>> begin Material
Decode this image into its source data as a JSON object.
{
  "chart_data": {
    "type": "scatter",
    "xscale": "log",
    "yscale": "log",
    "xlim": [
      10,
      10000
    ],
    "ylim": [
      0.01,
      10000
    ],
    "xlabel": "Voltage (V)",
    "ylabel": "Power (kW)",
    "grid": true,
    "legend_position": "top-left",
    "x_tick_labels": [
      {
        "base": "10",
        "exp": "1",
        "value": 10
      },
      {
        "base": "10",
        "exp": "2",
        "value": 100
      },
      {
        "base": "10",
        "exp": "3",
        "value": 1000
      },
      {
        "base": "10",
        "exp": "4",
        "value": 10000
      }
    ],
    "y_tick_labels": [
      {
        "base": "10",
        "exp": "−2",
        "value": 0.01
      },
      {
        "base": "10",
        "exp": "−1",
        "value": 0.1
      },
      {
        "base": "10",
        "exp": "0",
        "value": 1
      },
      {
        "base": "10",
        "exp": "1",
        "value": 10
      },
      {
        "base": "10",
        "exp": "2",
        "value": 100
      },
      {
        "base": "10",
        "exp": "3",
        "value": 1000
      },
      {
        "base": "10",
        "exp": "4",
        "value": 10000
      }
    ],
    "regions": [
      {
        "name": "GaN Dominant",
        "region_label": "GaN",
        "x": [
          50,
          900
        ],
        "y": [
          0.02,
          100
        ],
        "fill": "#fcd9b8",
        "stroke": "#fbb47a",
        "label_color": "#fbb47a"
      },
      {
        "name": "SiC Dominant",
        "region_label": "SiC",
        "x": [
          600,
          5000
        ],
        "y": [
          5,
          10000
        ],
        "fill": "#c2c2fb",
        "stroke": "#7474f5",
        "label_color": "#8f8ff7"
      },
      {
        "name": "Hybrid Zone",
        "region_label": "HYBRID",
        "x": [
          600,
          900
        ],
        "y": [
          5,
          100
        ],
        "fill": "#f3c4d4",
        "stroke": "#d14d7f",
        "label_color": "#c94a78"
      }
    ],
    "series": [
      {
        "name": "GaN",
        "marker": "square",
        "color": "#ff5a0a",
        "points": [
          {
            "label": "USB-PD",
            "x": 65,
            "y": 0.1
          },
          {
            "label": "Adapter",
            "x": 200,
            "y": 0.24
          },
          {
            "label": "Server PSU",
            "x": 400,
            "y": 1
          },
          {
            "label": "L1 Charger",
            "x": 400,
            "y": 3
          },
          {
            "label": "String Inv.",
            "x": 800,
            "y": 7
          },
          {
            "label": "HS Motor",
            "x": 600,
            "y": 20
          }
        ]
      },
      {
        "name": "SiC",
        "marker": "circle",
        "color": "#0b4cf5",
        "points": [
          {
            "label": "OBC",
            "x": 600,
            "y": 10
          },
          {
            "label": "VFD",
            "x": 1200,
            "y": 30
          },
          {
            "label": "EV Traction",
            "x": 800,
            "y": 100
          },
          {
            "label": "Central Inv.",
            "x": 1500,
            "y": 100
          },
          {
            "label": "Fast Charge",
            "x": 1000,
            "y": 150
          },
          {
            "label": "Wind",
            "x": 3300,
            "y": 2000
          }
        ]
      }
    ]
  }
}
>> end Material
Work required: Repeat the lines above exactly.

Output below:
Decode this image into its source data as a JSON object.
{
  "chart_data": {
    "type": "scatter",
    "xscale": "log",
    "yscale": "log",
    "xlim": [
      10,
      10000
    ],
    "ylim": [
      0.01,
      10000
    ],
    "xlabel": "Voltage (V)",
    "ylabel": "Power (kW)",
    "grid": true,
    "legend_position": "top-left",
    "x_tick_labels": [
      {
        "base": "10",
        "exp": "1",
        "value": 10
      },
      {
        "base": "10",
        "exp": "2",
        "value": 100
      },
      {
        "base": "10",
        "exp": "3",
        "value": 1000
      },
      {
        "base": "10",
        "exp": "4",
        "value": 10000
      }
    ],
    "y_tick_labels": [
      {
        "base": "10",
        "exp": "−2",
        "value": 0.01
      },
      {
        "base": "10",
        "exp": "−1",
        "value": 0.1
      },
      {
        "base": "10",
        "exp": "0",
        "value": 1
      },
      {
        "base": "10",
        "exp": "1",
        "value": 10
      },
      {
        "base": "10",
        "exp": "2",
        "value": 100
      },
      {
        "base": "10",
        "exp": "3",
        "value": 1000
      },
      {
        "base": "10",
        "exp": "4",
        "value": 10000
      }
    ],
    "regions": [
      {
        "name": "GaN Dominant",
        "region_label": "GaN",
        "x": [
          50,
          900
        ],
        "y": [
          0.02,
          100
        ],
        "fill": "#fcd9b8",
        "stroke": "#fbb47a",
        "label_color": "#fbb47a"
      },
      {
        "name": "SiC Dominant",
        "region_label": "SiC",
        "x": [
          600,
          5000
        ],
        "y": [
          5,
          10000
        ],
        "fill": "#c2c2fb",
        "stroke": "#7474f5",
        "label_color": "#8f8ff7"
      },
      {
        "name": "Hybrid Zone",
        "region_label": "HYBRID",
        "x": [
          600,
          900
        ],
        "y": [
          5,
          100
        ],
        "fill": "#f3c4d4",
        "stroke": "#d14d7f",
        "label_color": "#c94a78"
      }
    ],
    "series": [
      {
        "name": "GaN",
        "marker": "square",
        "color": "#ff5a0a",
        "points": [
          {
            "label": "USB-PD",
            "x": 65,
            "y": 0.1
          },
          {
            "label": "Adapter",
            "x": 200,
            "y": 0.24
          },
          {
            "label": "Server PSU",
            "x": 400,
            "y": 1
          },
          {
            "label": "L1 Charger",
            "x": 400,
            "y": 3
          },
          {
            "label": "String Inv.",
            "x": 800,
            "y": 7
          },
          {
            "label": "HS Motor",
            "x": 600,
            "y": 20
          }
        ]
      },
      {
        "name": "SiC",
        "marker": "circle",
        "color": "#0b4cf5",
        "points": [
          {
            "label": "OBC",
            "x": 600,
            "y": 10
          },
          {
            "label": "VFD",
            "x": 1200,
            "y": 30
          },
          {
            "label": "EV Traction",
            "x": 800,
            "y": 100
          },
          {
            "label": "Central Inv.",
            "x": 1500,
            "y": 100
          },
          {
            "label": "Fast Charge",
            "x": 1000,
            "y": 150
          },
          {
            "label": "Wind",
            "x": 3300,
            "y": 2000
          }
        ]
      }
    ]
  }
}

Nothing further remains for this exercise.